◆ Set exercise
Write the data out again exactly, with no pictures.

Collected data:
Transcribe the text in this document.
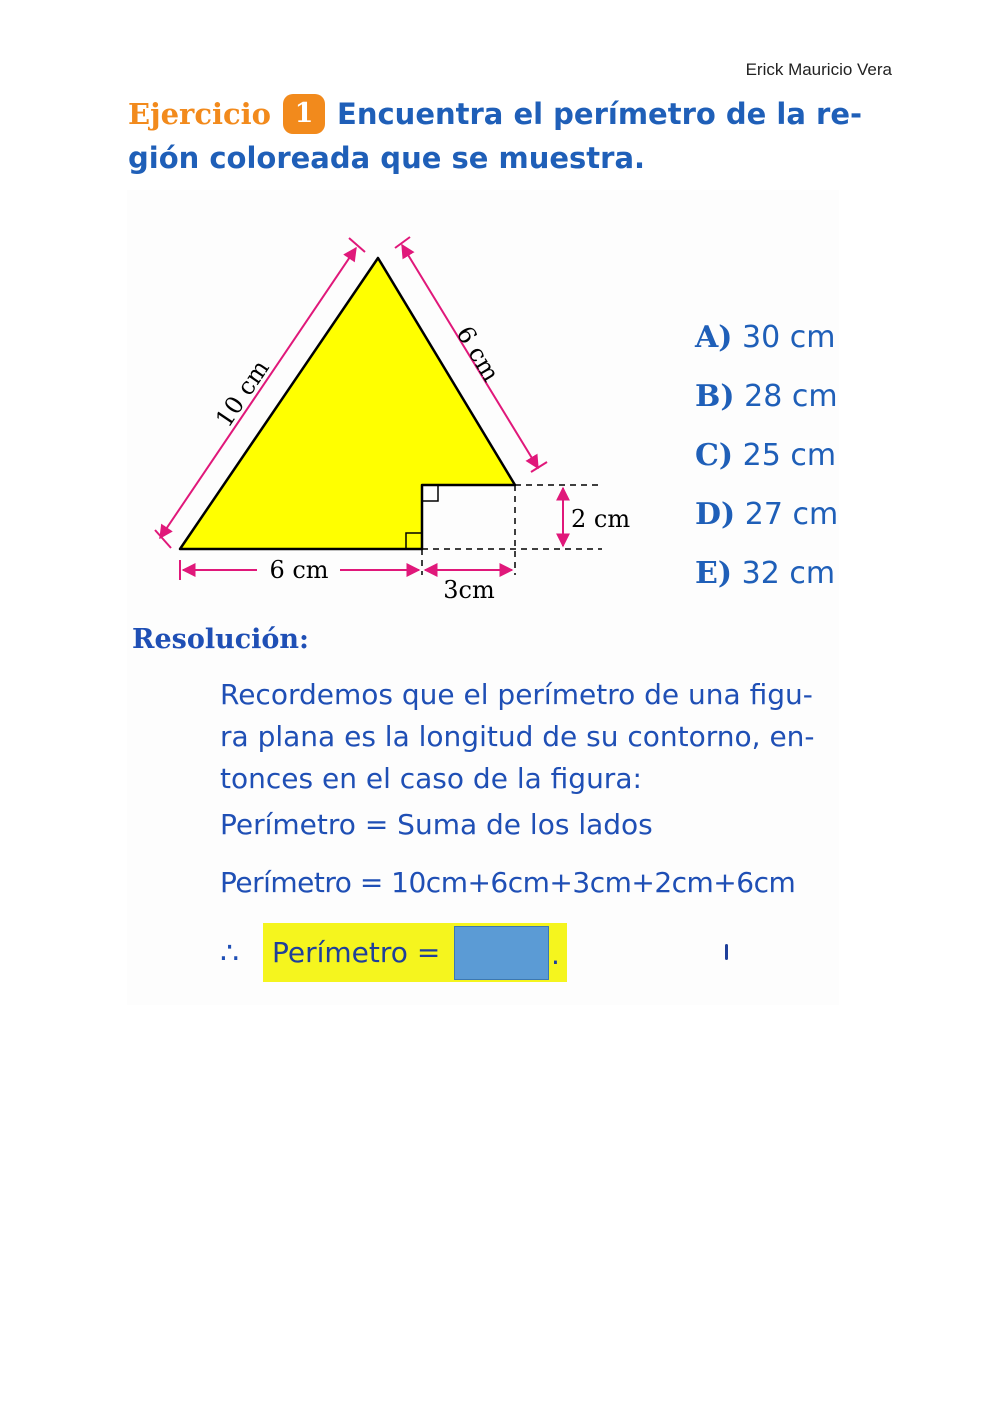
Erick Mauricio Vera
Ejercicio 1 Encuentra el perímetro de la re-
gión coloreada que se muestra.
10 cm
6 cm
6 cm
3cm
2 cm
A) 30 cm
B) 28 cm
C) 25 cm
D) 27 cm
E) 32 cm
Resolución:

Recordemos que el perímetro de una figu-
ra plana es la longitud de su contorno, en-
tonces en el caso de la figura:

Perímetro = Suma de los lados
Perímetro = 10cm+6cm+3cm+2cm+6cm
∴ Perímetro =	.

◆ Task result
Transcribe the text in this document.
Erick Mauricio Vera
Ejercicio 1 Encuentra el perímetro de la re-
gión coloreada que se muestra.
10 cm
6 cm
6 cm
3cm
2 cm
A) 30 cm
B) 28 cm
C) 25 cm
D) 27 cm
E) 32 cm
Resolución:

Recordemos que el perímetro de una figu-
ra plana es la longitud de su contorno, en-
tonces en el caso de la figura:

Perímetro = Suma de los lados
Perímetro = 10cm+6cm+3cm+2cm+6cm
∴ Perímetro =	.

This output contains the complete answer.